* _Written request_: All the data must come back unchanged, except that pictures are left out.

+++++

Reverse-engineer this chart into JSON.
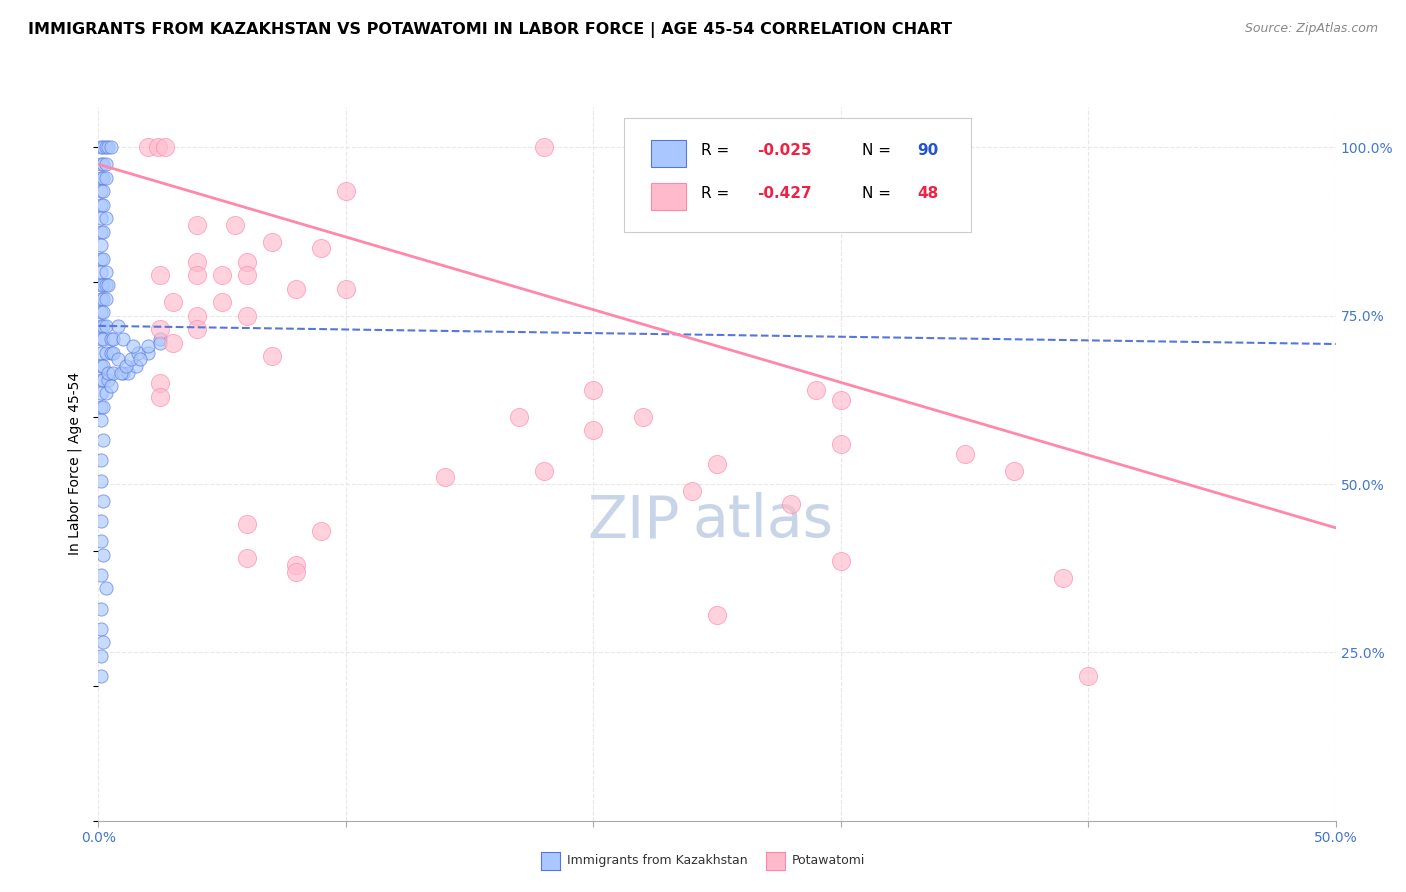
{
  "title": "IMMIGRANTS FROM KAZAKHSTAN VS POTAWATOMI IN LABOR FORCE | AGE 45-54 CORRELATION CHART",
  "source": "Source: ZipAtlas.com",
  "ylabel": "In Labor Force | Age 45-54",
  "xmin": 0.0,
  "xmax": 0.5,
  "ymin": 0.0,
  "ymax": 1.06,
  "y_ticks": [
    0.25,
    0.5,
    0.75,
    1.0
  ],
  "y_tick_labels": [
    "25.0%",
    "50.0%",
    "75.0%",
    "100.0%"
  ],
  "x_ticks": [
    0.0,
    0.1,
    0.2,
    0.3,
    0.4,
    0.5
  ],
  "x_tick_labels_show": [
    "0.0%",
    "",
    "",
    "",
    "",
    "50.0%"
  ],
  "watermark_top": "ZIP",
  "watermark_bot": "atlas",
  "blue_scatter": [
    [
      0.001,
      1.0
    ],
    [
      0.002,
      1.0
    ],
    [
      0.003,
      1.0
    ],
    [
      0.004,
      1.0
    ],
    [
      0.005,
      1.0
    ],
    [
      0.001,
      0.975
    ],
    [
      0.002,
      0.975
    ],
    [
      0.003,
      0.975
    ],
    [
      0.001,
      0.955
    ],
    [
      0.002,
      0.955
    ],
    [
      0.003,
      0.955
    ],
    [
      0.001,
      0.935
    ],
    [
      0.002,
      0.935
    ],
    [
      0.001,
      0.915
    ],
    [
      0.002,
      0.915
    ],
    [
      0.001,
      0.895
    ],
    [
      0.003,
      0.895
    ],
    [
      0.001,
      0.875
    ],
    [
      0.002,
      0.875
    ],
    [
      0.001,
      0.855
    ],
    [
      0.001,
      0.835
    ],
    [
      0.002,
      0.835
    ],
    [
      0.001,
      0.815
    ],
    [
      0.003,
      0.815
    ],
    [
      0.001,
      0.795
    ],
    [
      0.002,
      0.795
    ],
    [
      0.003,
      0.795
    ],
    [
      0.004,
      0.795
    ],
    [
      0.001,
      0.775
    ],
    [
      0.002,
      0.775
    ],
    [
      0.003,
      0.775
    ],
    [
      0.001,
      0.755
    ],
    [
      0.002,
      0.755
    ],
    [
      0.001,
      0.735
    ],
    [
      0.002,
      0.735
    ],
    [
      0.003,
      0.735
    ],
    [
      0.001,
      0.715
    ],
    [
      0.002,
      0.715
    ],
    [
      0.005,
      0.715
    ],
    [
      0.006,
      0.715
    ],
    [
      0.001,
      0.695
    ],
    [
      0.003,
      0.695
    ],
    [
      0.005,
      0.695
    ],
    [
      0.001,
      0.675
    ],
    [
      0.002,
      0.675
    ],
    [
      0.001,
      0.655
    ],
    [
      0.002,
      0.655
    ],
    [
      0.004,
      0.655
    ],
    [
      0.001,
      0.635
    ],
    [
      0.003,
      0.635
    ],
    [
      0.001,
      0.615
    ],
    [
      0.002,
      0.615
    ],
    [
      0.001,
      0.595
    ],
    [
      0.002,
      0.565
    ],
    [
      0.001,
      0.535
    ],
    [
      0.001,
      0.505
    ],
    [
      0.002,
      0.475
    ],
    [
      0.001,
      0.445
    ],
    [
      0.001,
      0.415
    ],
    [
      0.002,
      0.395
    ],
    [
      0.001,
      0.365
    ],
    [
      0.003,
      0.345
    ],
    [
      0.001,
      0.315
    ],
    [
      0.001,
      0.285
    ],
    [
      0.002,
      0.265
    ],
    [
      0.001,
      0.245
    ],
    [
      0.001,
      0.215
    ],
    [
      0.004,
      0.665
    ],
    [
      0.006,
      0.665
    ],
    [
      0.005,
      0.645
    ],
    [
      0.01,
      0.665
    ],
    [
      0.012,
      0.665
    ],
    [
      0.015,
      0.675
    ],
    [
      0.02,
      0.695
    ],
    [
      0.025,
      0.715
    ],
    [
      0.008,
      0.735
    ],
    [
      0.01,
      0.715
    ],
    [
      0.006,
      0.695
    ],
    [
      0.008,
      0.685
    ],
    [
      0.009,
      0.665
    ],
    [
      0.011,
      0.675
    ],
    [
      0.013,
      0.685
    ],
    [
      0.016,
      0.695
    ],
    [
      0.014,
      0.705
    ],
    [
      0.017,
      0.685
    ],
    [
      0.02,
      0.705
    ],
    [
      0.025,
      0.71
    ]
  ],
  "pink_scatter": [
    [
      0.02,
      1.0
    ],
    [
      0.024,
      1.0
    ],
    [
      0.027,
      1.0
    ],
    [
      0.18,
      1.0
    ],
    [
      0.1,
      0.935
    ],
    [
      0.04,
      0.885
    ],
    [
      0.055,
      0.885
    ],
    [
      0.07,
      0.86
    ],
    [
      0.09,
      0.85
    ],
    [
      0.04,
      0.83
    ],
    [
      0.06,
      0.83
    ],
    [
      0.025,
      0.81
    ],
    [
      0.04,
      0.81
    ],
    [
      0.05,
      0.81
    ],
    [
      0.06,
      0.81
    ],
    [
      0.08,
      0.79
    ],
    [
      0.1,
      0.79
    ],
    [
      0.03,
      0.77
    ],
    [
      0.05,
      0.77
    ],
    [
      0.04,
      0.75
    ],
    [
      0.06,
      0.75
    ],
    [
      0.025,
      0.73
    ],
    [
      0.04,
      0.73
    ],
    [
      0.03,
      0.71
    ],
    [
      0.07,
      0.69
    ],
    [
      0.025,
      0.65
    ],
    [
      0.025,
      0.63
    ],
    [
      0.2,
      0.64
    ],
    [
      0.29,
      0.64
    ],
    [
      0.3,
      0.625
    ],
    [
      0.17,
      0.6
    ],
    [
      0.22,
      0.6
    ],
    [
      0.2,
      0.58
    ],
    [
      0.3,
      0.56
    ],
    [
      0.35,
      0.545
    ],
    [
      0.25,
      0.53
    ],
    [
      0.18,
      0.52
    ],
    [
      0.14,
      0.51
    ],
    [
      0.24,
      0.49
    ],
    [
      0.28,
      0.47
    ],
    [
      0.06,
      0.44
    ],
    [
      0.09,
      0.43
    ],
    [
      0.06,
      0.39
    ],
    [
      0.08,
      0.38
    ],
    [
      0.08,
      0.37
    ],
    [
      0.37,
      0.52
    ],
    [
      0.39,
      0.36
    ],
    [
      0.3,
      0.385
    ],
    [
      0.25,
      0.305
    ],
    [
      0.4,
      0.215
    ]
  ],
  "blue_line": {
    "x0": 0.0,
    "y0": 0.735,
    "x1": 0.5,
    "y1": 0.708
  },
  "pink_line": {
    "x0": 0.0,
    "y0": 0.975,
    "x1": 0.5,
    "y1": 0.435
  },
  "title_fontsize": 11.5,
  "source_fontsize": 9,
  "axis_label_fontsize": 10,
  "tick_fontsize": 10,
  "legend_fontsize": 11,
  "watermark_fontsize_zip": 42,
  "watermark_fontsize_atlas": 42,
  "watermark_color_zip": "#c8d4e8",
  "watermark_color_atlas": "#c8d4e8",
  "background_color": "#ffffff",
  "grid_color": "#e8e8e8",
  "scatter_blue_face": "#aac8ff",
  "scatter_blue_edge": "#5577dd",
  "scatter_pink_face": "#ffbbcc",
  "scatter_pink_edge": "#ff88aa",
  "line_blue_color": "#5577dd",
  "line_pink_color": "#ff88aa"
}
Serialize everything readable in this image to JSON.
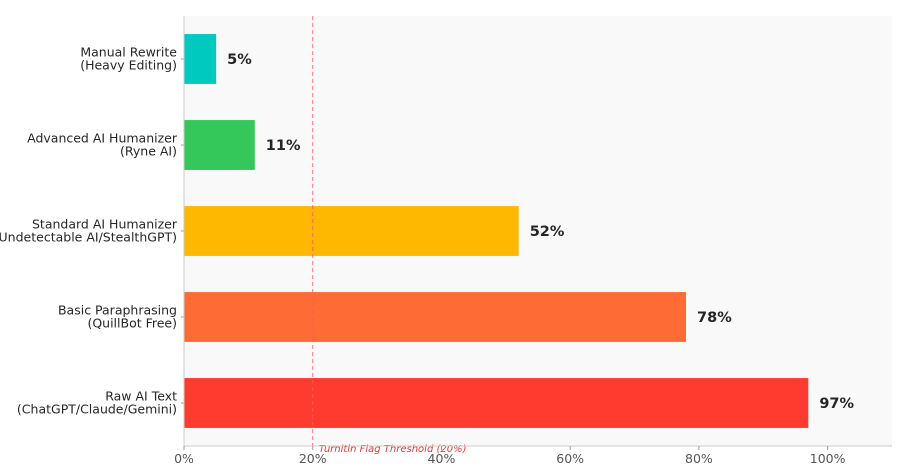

+++++

* _Completed exercise_:
Reverse-engineer this chart into JSON.
{
  "title": "IMMIGRANTS FROM KAZAKHSTAN VS POTAWATOMI IN LABOR FORCE | AGE 45-54 CORRELATION CHART",
  "source": "Source: ZipAtlas.com",
  "ylabel": "In Labor Force | Age 45-54",
  "xmin": 0.0,
  "xmax": 0.5,
  "ymin": 0.0,
  "ymax": 1.06,
  "y_ticks": [
    0.25,
    0.5,
    0.75,
    1.0
  ],
  "y_tick_labels": [
    "25.0%",
    "50.0%",
    "75.0%",
    "100.0%"
  ],
  "x_ticks": [
    0.0,
    0.1,
    0.2,
    0.3,
    0.4,
    0.5
  ],
  "x_tick_labels_show": [
    "0.0%",
    "",
    "",
    "",
    "",
    "50.0%"
  ],
  "watermark_top": "ZIP",
  "watermark_bot": "atlas",
  "blue_scatter": [
    [
      0.001,
      1.0
    ],
    [
      0.002,
      1.0
    ],
    [
      0.003,
      1.0
    ],
    [
      0.004,
      1.0
    ],
    [
      0.005,
      1.0
    ],
    [
      0.001,
      0.975
    ],
    [
      0.002,
      0.975
    ],
    [
      0.003,
      0.975
    ],
    [
      0.001,
      0.955
    ],
    [
      0.002,
      0.955
    ],
    [
      0.003,
      0.955
    ],
    [
      0.001,
      0.935
    ],
    [
      0.002,
      0.935
    ],
    [
      0.001,
      0.915
    ],
    [
      0.002,
      0.915
    ],
    [
      0.001,
      0.895
    ],
    [
      0.003,
      0.895
    ],
    [
      0.001,
      0.875
    ],
    [
      0.002,
      0.875
    ],
    [
      0.001,
      0.855
    ],
    [
      0.001,
      0.835
    ],
    [
      0.002,
      0.835
    ],
    [
      0.001,
      0.815
    ],
    [
      0.003,
      0.815
    ],
    [
      0.001,
      0.795
    ],
    [
      0.002,
      0.795
    ],
    [
      0.003,
      0.795
    ],
    [
      0.004,
      0.795
    ],
    [
      0.001,
      0.775
    ],
    [
      0.002,
      0.775
    ],
    [
      0.003,
      0.775
    ],
    [
      0.001,
      0.755
    ],
    [
      0.002,
      0.755
    ],
    [
      0.001,
      0.735
    ],
    [
      0.002,
      0.735
    ],
    [
      0.003,
      0.735
    ],
    [
      0.001,
      0.715
    ],
    [
      0.002,
      0.715
    ],
    [
      0.005,
      0.715
    ],
    [
      0.006,
      0.715
    ],
    [
      0.001,
      0.695
    ],
    [
      0.003,
      0.695
    ],
    [
      0.005,
      0.695
    ],
    [
      0.001,
      0.675
    ],
    [
      0.002,
      0.675
    ],
    [
      0.001,
      0.655
    ],
    [
      0.002,
      0.655
    ],
    [
      0.004,
      0.655
    ],
    [
      0.001,
      0.635
    ],
    [
      0.003,
      0.635
    ],
    [
      0.001,
      0.615
    ],
    [
      0.002,
      0.615
    ],
    [
      0.001,
      0.595
    ],
    [
      0.002,
      0.565
    ],
    [
      0.001,
      0.535
    ],
    [
      0.001,
      0.505
    ],
    [
      0.002,
      0.475
    ],
    [
      0.001,
      0.445
    ],
    [
      0.001,
      0.415
    ],
    [
      0.002,
      0.395
    ],
    [
      0.001,
      0.365
    ],
    [
      0.003,
      0.345
    ],
    [
      0.001,
      0.315
    ],
    [
      0.001,
      0.285
    ],
    [
      0.002,
      0.265
    ],
    [
      0.001,
      0.245
    ],
    [
      0.001,
      0.215
    ],
    [
      0.004,
      0.665
    ],
    [
      0.006,
      0.665
    ],
    [
      0.005,
      0.645
    ],
    [
      0.01,
      0.665
    ],
    [
      0.012,
      0.665
    ],
    [
      0.015,
      0.675
    ],
    [
      0.02,
      0.695
    ],
    [
      0.025,
      0.715
    ],
    [
      0.008,
      0.735
    ],
    [
      0.01,
      0.715
    ],
    [
      0.006,
      0.695
    ],
    [
      0.008,
      0.685
    ],
    [
      0.009,
      0.665
    ],
    [
      0.011,
      0.675
    ],
    [
      0.013,
      0.685
    ],
    [
      0.016,
      0.695
    ],
    [
      0.014,
      0.705
    ],
    [
      0.017,
      0.685
    ],
    [
      0.02,
      0.705
    ],
    [
      0.025,
      0.71
    ]
  ],
  "pink_scatter": [
    [
      0.02,
      1.0
    ],
    [
      0.024,
      1.0
    ],
    [
      0.027,
      1.0
    ],
    [
      0.18,
      1.0
    ],
    [
      0.1,
      0.935
    ],
    [
      0.04,
      0.885
    ],
    [
      0.055,
      0.885
    ],
    [
      0.07,
      0.86
    ],
    [
      0.09,
      0.85
    ],
    [
      0.04,
      0.83
    ],
    [
      0.06,
      0.83
    ],
    [
      0.025,
      0.81
    ],
    [
      0.04,
      0.81
    ],
    [
      0.05,
      0.81
    ],
    [
      0.06,
      0.81
    ],
    [
      0.08,
      0.79
    ],
    [
      0.1,
      0.79
    ],
    [
      0.03,
      0.77
    ],
    [
      0.05,
      0.77
    ],
    [
      0.04,
      0.75
    ],
    [
      0.06,
      0.75
    ],
    [
      0.025,
      0.73
    ],
    [
      0.04,
      0.73
    ],
    [
      0.03,
      0.71
    ],
    [
      0.07,
      0.69
    ],
    [
      0.025,
      0.65
    ],
    [
      0.025,
      0.63
    ],
    [
      0.2,
      0.64
    ],
    [
      0.29,
      0.64
    ],
    [
      0.3,
      0.625
    ],
    [
      0.17,
      0.6
    ],
    [
      0.22,
      0.6
    ],
    [
      0.2,
      0.58
    ],
    [
      0.3,
      0.56
    ],
    [
      0.35,
      0.545
    ],
    [
      0.25,
      0.53
    ],
    [
      0.18,
      0.52
    ],
    [
      0.14,
      0.51
    ],
    [
      0.24,
      0.49
    ],
    [
      0.28,
      0.47
    ],
    [
      0.06,
      0.44
    ],
    [
      0.09,
      0.43
    ],
    [
      0.06,
      0.39
    ],
    [
      0.08,
      0.38
    ],
    [
      0.08,
      0.37
    ],
    [
      0.37,
      0.52
    ],
    [
      0.39,
      0.36
    ],
    [
      0.3,
      0.385
    ],
    [
      0.25,
      0.305
    ],
    [
      0.4,
      0.215
    ]
  ],
  "blue_line": {
    "x0": 0.0,
    "y0": 0.735,
    "x1": 0.5,
    "y1": 0.708
  },
  "pink_line": {
    "x0": 0.0,
    "y0": 0.975,
    "x1": 0.5,
    "y1": 0.435
  },
  "title_fontsize": 11.5,
  "source_fontsize": 9,
  "axis_label_fontsize": 10,
  "tick_fontsize": 10,
  "legend_fontsize": 11,
  "watermark_fontsize_zip": 42,
  "watermark_fontsize_atlas": 42,
  "watermark_color_zip": "#c8d4e8",
  "watermark_color_atlas": "#c8d4e8",
  "background_color": "#ffffff",
  "grid_color": "#e8e8e8",
  "scatter_blue_face": "#aac8ff",
  "scatter_blue_edge": "#5577dd",
  "scatter_pink_face": "#ffbbcc",
  "scatter_pink_edge": "#ff88aa",
  "line_blue_color": "#5577dd",
  "line_pink_color": "#ff88aa"
}
Serialize everything readable in this image to JSON.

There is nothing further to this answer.